-- Task details --
What is the number of lines containing the word "this"? Please answer with that number and nothing more.

### Dataset records

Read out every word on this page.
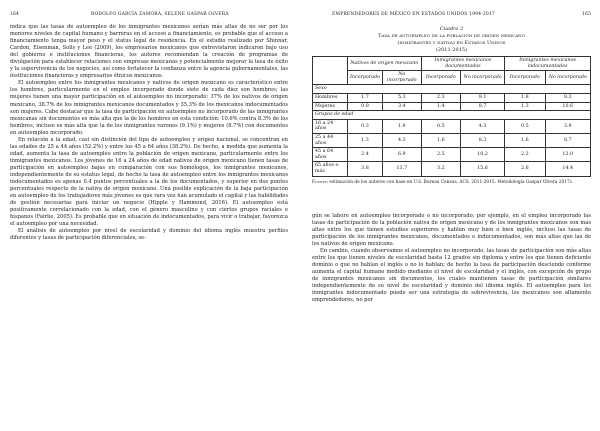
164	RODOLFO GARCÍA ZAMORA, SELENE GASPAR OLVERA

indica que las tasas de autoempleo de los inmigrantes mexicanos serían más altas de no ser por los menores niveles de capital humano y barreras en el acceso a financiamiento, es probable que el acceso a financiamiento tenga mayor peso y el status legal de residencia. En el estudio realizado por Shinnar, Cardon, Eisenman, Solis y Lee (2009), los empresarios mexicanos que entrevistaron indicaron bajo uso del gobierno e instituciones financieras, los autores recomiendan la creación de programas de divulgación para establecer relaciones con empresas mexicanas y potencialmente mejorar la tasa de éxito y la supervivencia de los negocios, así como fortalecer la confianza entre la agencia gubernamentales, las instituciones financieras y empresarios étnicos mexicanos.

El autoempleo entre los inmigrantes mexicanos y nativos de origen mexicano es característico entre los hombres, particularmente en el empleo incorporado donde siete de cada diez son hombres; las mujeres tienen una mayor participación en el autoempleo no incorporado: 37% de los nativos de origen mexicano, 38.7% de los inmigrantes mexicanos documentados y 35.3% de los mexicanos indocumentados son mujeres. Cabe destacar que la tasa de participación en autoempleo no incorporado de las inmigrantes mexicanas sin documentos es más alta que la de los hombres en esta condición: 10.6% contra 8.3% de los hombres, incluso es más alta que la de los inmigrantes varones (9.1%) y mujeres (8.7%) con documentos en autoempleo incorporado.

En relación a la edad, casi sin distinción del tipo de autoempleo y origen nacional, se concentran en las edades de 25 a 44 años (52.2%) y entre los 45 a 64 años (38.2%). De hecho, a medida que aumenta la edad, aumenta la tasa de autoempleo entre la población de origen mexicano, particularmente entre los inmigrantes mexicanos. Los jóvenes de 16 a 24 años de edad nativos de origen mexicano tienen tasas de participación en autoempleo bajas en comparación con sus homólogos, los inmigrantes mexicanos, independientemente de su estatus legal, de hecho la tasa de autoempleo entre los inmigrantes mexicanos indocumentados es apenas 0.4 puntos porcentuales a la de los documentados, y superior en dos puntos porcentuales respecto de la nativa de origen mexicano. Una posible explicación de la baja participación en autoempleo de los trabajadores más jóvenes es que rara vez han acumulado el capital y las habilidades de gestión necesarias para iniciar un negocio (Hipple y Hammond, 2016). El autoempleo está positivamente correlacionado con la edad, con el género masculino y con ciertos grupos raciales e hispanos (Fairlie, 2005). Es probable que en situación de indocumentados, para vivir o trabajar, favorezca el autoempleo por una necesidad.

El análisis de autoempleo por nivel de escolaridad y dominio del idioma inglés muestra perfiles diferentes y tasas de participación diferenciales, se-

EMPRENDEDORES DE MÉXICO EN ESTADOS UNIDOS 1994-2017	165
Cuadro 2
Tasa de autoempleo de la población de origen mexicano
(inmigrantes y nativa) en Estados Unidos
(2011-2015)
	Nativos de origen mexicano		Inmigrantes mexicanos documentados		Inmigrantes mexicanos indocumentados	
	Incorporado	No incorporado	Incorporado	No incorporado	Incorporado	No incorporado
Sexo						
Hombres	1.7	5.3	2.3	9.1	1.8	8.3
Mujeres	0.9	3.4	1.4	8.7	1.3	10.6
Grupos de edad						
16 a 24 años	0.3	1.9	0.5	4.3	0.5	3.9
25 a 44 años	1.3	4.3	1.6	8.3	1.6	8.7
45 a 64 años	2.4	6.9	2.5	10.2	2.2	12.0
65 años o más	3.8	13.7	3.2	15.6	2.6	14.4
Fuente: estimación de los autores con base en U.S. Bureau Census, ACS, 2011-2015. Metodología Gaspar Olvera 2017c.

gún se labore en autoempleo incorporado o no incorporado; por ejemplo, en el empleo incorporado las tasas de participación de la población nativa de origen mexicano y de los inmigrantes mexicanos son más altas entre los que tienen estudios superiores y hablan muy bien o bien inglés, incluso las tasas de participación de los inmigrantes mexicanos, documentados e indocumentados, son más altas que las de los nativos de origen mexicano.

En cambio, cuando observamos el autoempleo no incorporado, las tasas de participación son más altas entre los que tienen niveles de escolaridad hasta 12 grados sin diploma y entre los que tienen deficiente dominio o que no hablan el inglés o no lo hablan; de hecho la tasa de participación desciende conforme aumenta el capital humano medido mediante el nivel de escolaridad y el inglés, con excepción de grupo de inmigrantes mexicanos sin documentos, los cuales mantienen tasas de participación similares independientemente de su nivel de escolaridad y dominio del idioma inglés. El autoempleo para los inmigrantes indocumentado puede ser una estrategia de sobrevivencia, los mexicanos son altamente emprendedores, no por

######
### Dataset records

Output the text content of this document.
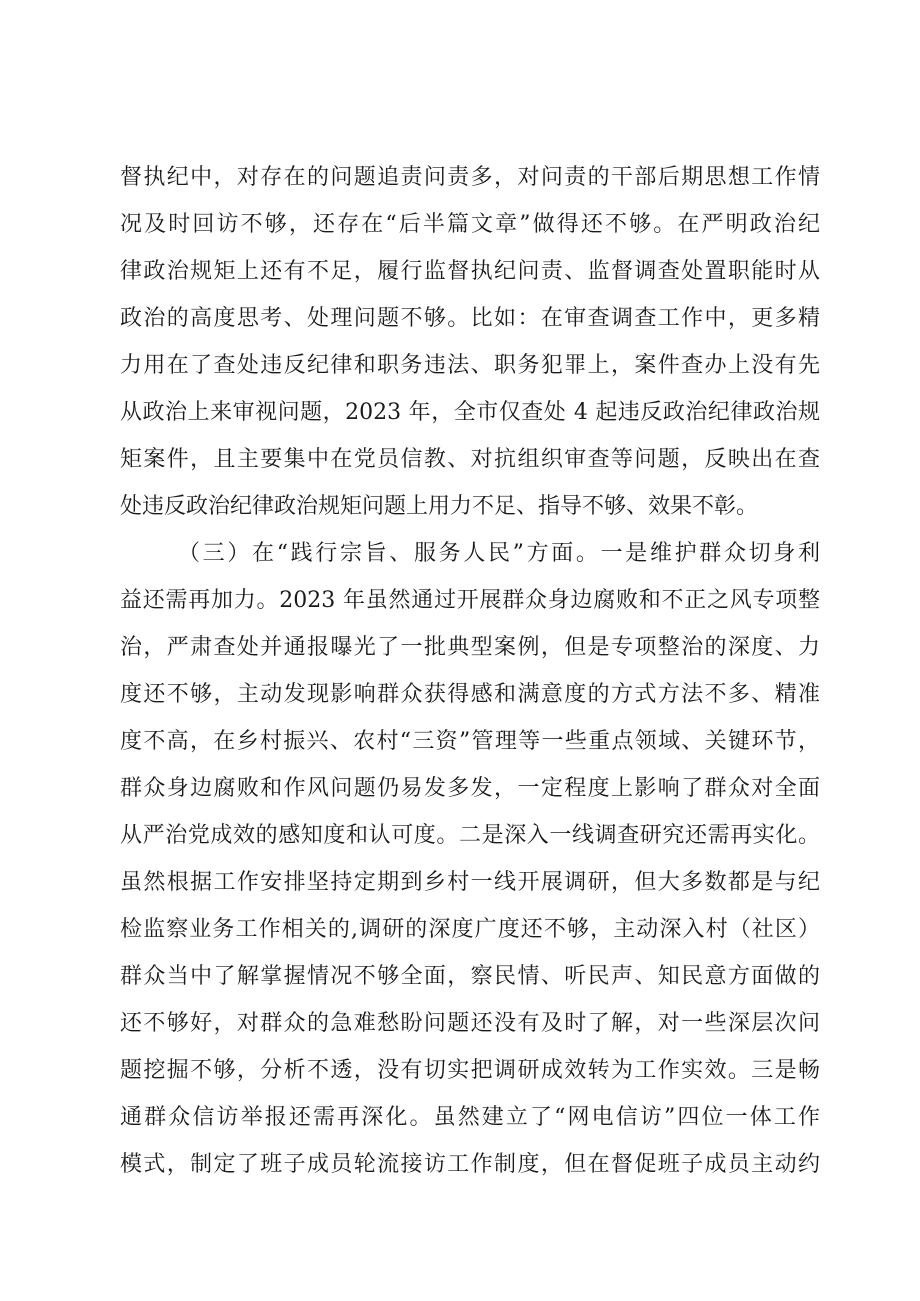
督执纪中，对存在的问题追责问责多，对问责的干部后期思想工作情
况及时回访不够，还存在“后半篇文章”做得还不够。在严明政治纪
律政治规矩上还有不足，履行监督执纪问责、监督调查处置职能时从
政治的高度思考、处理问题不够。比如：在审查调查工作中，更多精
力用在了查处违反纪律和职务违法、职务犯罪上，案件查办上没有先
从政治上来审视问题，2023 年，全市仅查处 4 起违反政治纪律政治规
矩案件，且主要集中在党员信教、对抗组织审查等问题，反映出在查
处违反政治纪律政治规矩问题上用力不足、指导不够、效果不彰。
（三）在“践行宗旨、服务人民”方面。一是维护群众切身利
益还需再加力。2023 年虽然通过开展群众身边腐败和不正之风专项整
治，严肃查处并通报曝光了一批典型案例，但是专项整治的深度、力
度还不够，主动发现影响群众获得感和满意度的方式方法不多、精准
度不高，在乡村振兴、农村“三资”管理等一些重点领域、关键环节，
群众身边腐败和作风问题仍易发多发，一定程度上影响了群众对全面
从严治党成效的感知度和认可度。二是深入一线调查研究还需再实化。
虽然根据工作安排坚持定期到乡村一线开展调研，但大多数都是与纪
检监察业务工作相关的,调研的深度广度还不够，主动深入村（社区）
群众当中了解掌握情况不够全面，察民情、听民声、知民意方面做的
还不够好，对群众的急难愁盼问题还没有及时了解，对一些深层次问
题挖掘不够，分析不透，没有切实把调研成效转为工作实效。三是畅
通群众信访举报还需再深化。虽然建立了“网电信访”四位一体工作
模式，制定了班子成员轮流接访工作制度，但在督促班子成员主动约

######

-- Final answer --
2